SET PROBLEM: Please copy every line of the material below word for word, changing nothing.

* BEGIN ITEMS *

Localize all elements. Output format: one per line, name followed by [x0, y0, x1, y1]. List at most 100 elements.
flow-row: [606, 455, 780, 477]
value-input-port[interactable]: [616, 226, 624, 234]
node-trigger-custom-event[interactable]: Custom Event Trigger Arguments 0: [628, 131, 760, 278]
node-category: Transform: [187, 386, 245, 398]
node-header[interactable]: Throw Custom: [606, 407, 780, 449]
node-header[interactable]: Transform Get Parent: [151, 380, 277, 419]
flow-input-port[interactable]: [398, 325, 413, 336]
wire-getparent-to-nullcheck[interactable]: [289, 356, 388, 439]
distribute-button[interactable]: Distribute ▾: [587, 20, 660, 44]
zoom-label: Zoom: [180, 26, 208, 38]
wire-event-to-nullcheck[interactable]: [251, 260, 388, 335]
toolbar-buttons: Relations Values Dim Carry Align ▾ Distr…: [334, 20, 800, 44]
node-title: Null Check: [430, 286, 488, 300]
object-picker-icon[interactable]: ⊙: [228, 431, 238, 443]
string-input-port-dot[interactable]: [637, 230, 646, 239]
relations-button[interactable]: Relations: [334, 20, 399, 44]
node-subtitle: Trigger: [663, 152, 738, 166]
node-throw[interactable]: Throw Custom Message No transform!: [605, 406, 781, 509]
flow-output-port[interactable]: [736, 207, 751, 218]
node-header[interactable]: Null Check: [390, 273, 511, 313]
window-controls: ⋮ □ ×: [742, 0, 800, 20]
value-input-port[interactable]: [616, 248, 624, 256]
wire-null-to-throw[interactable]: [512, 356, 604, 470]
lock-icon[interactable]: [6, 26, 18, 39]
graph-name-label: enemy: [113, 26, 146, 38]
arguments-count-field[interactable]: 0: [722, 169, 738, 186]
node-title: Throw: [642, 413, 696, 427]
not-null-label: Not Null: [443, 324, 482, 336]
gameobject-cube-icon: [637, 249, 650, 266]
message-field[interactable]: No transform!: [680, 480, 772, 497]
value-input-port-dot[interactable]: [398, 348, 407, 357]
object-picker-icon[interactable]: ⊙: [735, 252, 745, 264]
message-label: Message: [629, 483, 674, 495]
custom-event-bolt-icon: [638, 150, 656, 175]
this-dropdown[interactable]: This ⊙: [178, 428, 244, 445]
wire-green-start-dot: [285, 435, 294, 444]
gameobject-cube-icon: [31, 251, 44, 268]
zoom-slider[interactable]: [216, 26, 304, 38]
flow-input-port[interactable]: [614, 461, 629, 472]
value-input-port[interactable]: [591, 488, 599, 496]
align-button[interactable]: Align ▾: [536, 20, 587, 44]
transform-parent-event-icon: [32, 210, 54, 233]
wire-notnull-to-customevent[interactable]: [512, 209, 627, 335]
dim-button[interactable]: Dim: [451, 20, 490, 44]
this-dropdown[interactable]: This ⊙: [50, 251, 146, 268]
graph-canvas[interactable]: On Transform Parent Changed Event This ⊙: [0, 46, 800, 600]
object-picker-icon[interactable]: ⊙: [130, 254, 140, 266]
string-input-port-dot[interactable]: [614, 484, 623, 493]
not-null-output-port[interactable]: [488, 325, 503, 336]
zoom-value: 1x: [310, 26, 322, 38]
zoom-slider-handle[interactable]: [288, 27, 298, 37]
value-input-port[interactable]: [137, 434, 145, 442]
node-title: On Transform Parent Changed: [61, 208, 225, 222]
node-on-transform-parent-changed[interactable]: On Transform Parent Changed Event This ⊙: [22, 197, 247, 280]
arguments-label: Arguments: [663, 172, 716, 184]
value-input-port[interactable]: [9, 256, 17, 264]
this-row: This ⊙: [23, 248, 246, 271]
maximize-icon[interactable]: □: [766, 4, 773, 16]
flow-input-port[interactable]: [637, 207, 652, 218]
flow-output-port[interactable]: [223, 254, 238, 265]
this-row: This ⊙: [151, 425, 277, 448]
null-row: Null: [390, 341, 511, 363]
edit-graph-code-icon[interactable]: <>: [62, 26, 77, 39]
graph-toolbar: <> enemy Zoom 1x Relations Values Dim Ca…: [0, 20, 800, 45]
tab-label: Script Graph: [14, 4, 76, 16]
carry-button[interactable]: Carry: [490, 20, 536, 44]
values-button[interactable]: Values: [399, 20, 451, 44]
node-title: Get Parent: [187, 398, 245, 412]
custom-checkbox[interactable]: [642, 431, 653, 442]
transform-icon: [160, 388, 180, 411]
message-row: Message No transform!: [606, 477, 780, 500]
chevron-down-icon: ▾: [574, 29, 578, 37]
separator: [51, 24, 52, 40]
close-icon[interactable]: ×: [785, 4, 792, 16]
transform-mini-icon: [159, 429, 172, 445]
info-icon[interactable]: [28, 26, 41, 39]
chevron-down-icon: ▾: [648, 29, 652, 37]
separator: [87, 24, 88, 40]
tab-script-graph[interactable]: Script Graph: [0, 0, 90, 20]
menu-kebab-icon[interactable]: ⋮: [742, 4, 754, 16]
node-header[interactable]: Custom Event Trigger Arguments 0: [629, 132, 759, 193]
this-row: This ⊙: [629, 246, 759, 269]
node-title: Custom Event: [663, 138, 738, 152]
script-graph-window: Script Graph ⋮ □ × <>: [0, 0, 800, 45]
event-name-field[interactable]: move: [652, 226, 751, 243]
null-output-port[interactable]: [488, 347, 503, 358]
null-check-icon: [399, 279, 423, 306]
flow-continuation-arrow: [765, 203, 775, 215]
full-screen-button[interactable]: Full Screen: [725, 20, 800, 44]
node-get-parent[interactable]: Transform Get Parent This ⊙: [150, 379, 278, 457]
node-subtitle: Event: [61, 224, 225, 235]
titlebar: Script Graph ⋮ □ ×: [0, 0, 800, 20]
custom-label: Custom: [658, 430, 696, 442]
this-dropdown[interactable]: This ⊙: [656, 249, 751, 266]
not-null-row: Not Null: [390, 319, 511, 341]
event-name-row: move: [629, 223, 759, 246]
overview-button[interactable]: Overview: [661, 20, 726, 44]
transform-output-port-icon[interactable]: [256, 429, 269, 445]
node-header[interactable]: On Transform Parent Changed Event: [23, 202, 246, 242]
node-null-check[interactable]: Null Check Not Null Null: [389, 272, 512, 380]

* END ITEMS *

THE COMPLETED TASK:
Localize all elements. Output format: one per line, name followed by [x0, y0, x1, y1]. List at most 100 elements.
flow-row: [606, 455, 780, 477]
value-input-port[interactable]: [616, 226, 624, 234]
node-trigger-custom-event[interactable]: Custom Event Trigger Arguments 0: [628, 131, 760, 278]
node-category: Transform: [187, 386, 245, 398]
node-header[interactable]: Throw Custom: [606, 407, 780, 449]
node-header[interactable]: Transform Get Parent: [151, 380, 277, 419]
flow-input-port[interactable]: [398, 325, 413, 336]
wire-getparent-to-nullcheck[interactable]: [289, 356, 388, 439]
distribute-button[interactable]: Distribute ▾: [587, 20, 660, 44]
zoom-label: Zoom: [180, 26, 208, 38]
wire-event-to-nullcheck[interactable]: [251, 260, 388, 335]
toolbar-buttons: Relations Values Dim Carry Align ▾ Distr…: [334, 20, 800, 44]
node-title: Null Check: [430, 286, 488, 300]
object-picker-icon[interactable]: ⊙: [228, 431, 238, 443]
string-input-port-dot[interactable]: [637, 230, 646, 239]
relations-button[interactable]: Relations: [334, 20, 399, 44]
node-subtitle: Trigger: [663, 152, 738, 166]
node-throw[interactable]: Throw Custom Message No transform!: [605, 406, 781, 509]
flow-output-port[interactable]: [736, 207, 751, 218]
node-header[interactable]: Null Check: [390, 273, 511, 313]
window-controls: ⋮ □ ×: [742, 0, 800, 20]
value-input-port[interactable]: [616, 248, 624, 256]
wire-null-to-throw[interactable]: [512, 356, 604, 470]
lock-icon[interactable]: [6, 26, 18, 39]
graph-name-label: enemy: [113, 26, 146, 38]
arguments-count-field[interactable]: 0: [722, 169, 738, 186]
node-title: Throw: [642, 413, 696, 427]
not-null-label: Not Null: [443, 324, 482, 336]
gameobject-cube-icon: [637, 249, 650, 266]
message-field[interactable]: No transform!: [680, 480, 772, 497]
value-input-port-dot[interactable]: [398, 348, 407, 357]
object-picker-icon[interactable]: ⊙: [735, 252, 745, 264]
message-label: Message: [629, 483, 674, 495]
custom-event-bolt-icon: [638, 150, 656, 175]
this-dropdown[interactable]: This ⊙: [178, 428, 244, 445]
wire-green-start-dot: [285, 435, 294, 444]
gameobject-cube-icon: [31, 251, 44, 268]
zoom-slider[interactable]: [216, 26, 304, 38]
flow-input-port[interactable]: [614, 461, 629, 472]
value-input-port[interactable]: [591, 488, 599, 496]
align-button[interactable]: Align ▾: [536, 20, 587, 44]
transform-parent-event-icon: [32, 210, 54, 233]
wire-notnull-to-customevent[interactable]: [512, 209, 627, 335]
dim-button[interactable]: Dim: [451, 20, 490, 44]
this-dropdown[interactable]: This ⊙: [50, 251, 146, 268]
graph-canvas[interactable]: On Transform Parent Changed Event This ⊙: [0, 46, 800, 600]
object-picker-icon[interactable]: ⊙: [130, 254, 140, 266]
string-input-port-dot[interactable]: [614, 484, 623, 493]
not-null-output-port[interactable]: [488, 325, 503, 336]
zoom-value: 1x: [310, 26, 322, 38]
zoom-slider-handle[interactable]: [288, 27, 298, 37]
value-input-port[interactable]: [137, 434, 145, 442]
node-title: On Transform Parent Changed: [61, 208, 225, 222]
node-on-transform-parent-changed[interactable]: On Transform Parent Changed Event This ⊙: [22, 197, 247, 280]
arguments-label: Arguments: [663, 172, 716, 184]
value-input-port[interactable]: [9, 256, 17, 264]
this-row: This ⊙: [23, 248, 246, 271]
maximize-icon[interactable]: □: [766, 4, 773, 16]
flow-input-port[interactable]: [637, 207, 652, 218]
flow-output-port[interactable]: [223, 254, 238, 265]
this-row: This ⊙: [151, 425, 277, 448]
null-row: Null: [390, 341, 511, 363]
edit-graph-code-icon[interactable]: <>: [62, 26, 77, 39]
graph-toolbar: <> enemy Zoom 1x Relations Values Dim Ca…: [0, 20, 800, 45]
tab-label: Script Graph: [14, 4, 76, 16]
carry-button[interactable]: Carry: [490, 20, 536, 44]
values-button[interactable]: Values: [399, 20, 451, 44]
node-title: Get Parent: [187, 398, 245, 412]
custom-checkbox[interactable]: [642, 431, 653, 442]
transform-icon: [160, 388, 180, 411]
message-row: Message No transform!: [606, 477, 780, 500]
chevron-down-icon: ▾: [574, 29, 578, 37]
separator: [51, 24, 52, 40]
close-icon[interactable]: ×: [785, 4, 792, 16]
transform-mini-icon: [159, 429, 172, 445]
info-icon[interactable]: [28, 26, 41, 39]
chevron-down-icon: ▾: [648, 29, 652, 37]
separator: [87, 24, 88, 40]
tab-script-graph[interactable]: Script Graph: [0, 0, 90, 20]
menu-kebab-icon[interactable]: ⋮: [742, 4, 754, 16]
node-header[interactable]: Custom Event Trigger Arguments 0: [629, 132, 759, 193]
this-row: This ⊙: [629, 246, 759, 269]
node-title: Custom Event: [663, 138, 738, 152]
script-graph-window: Script Graph ⋮ □ × <>: [0, 0, 800, 45]
event-name-field[interactable]: move: [652, 226, 751, 243]
null-output-port[interactable]: [488, 347, 503, 358]
null-check-icon: [399, 279, 423, 306]
flow-continuation-arrow: [765, 203, 775, 215]
full-screen-button[interactable]: Full Screen: [725, 20, 800, 44]
node-get-parent[interactable]: Transform Get Parent This ⊙: [150, 379, 278, 457]
node-subtitle: Event: [61, 224, 225, 235]
titlebar: Script Graph ⋮ □ ×: [0, 0, 800, 20]
custom-label: Custom: [658, 430, 696, 442]
this-dropdown[interactable]: This ⊙: [656, 249, 751, 266]
not-null-row: Not Null: [390, 319, 511, 341]
event-name-row: move: [629, 223, 759, 246]
overview-button[interactable]: Overview: [661, 20, 726, 44]
transform-output-port-icon[interactable]: [256, 429, 269, 445]
node-header[interactable]: On Transform Parent Changed Event: [23, 202, 246, 242]
node-null-check[interactable]: Null Check Not Null Null: [389, 272, 512, 380]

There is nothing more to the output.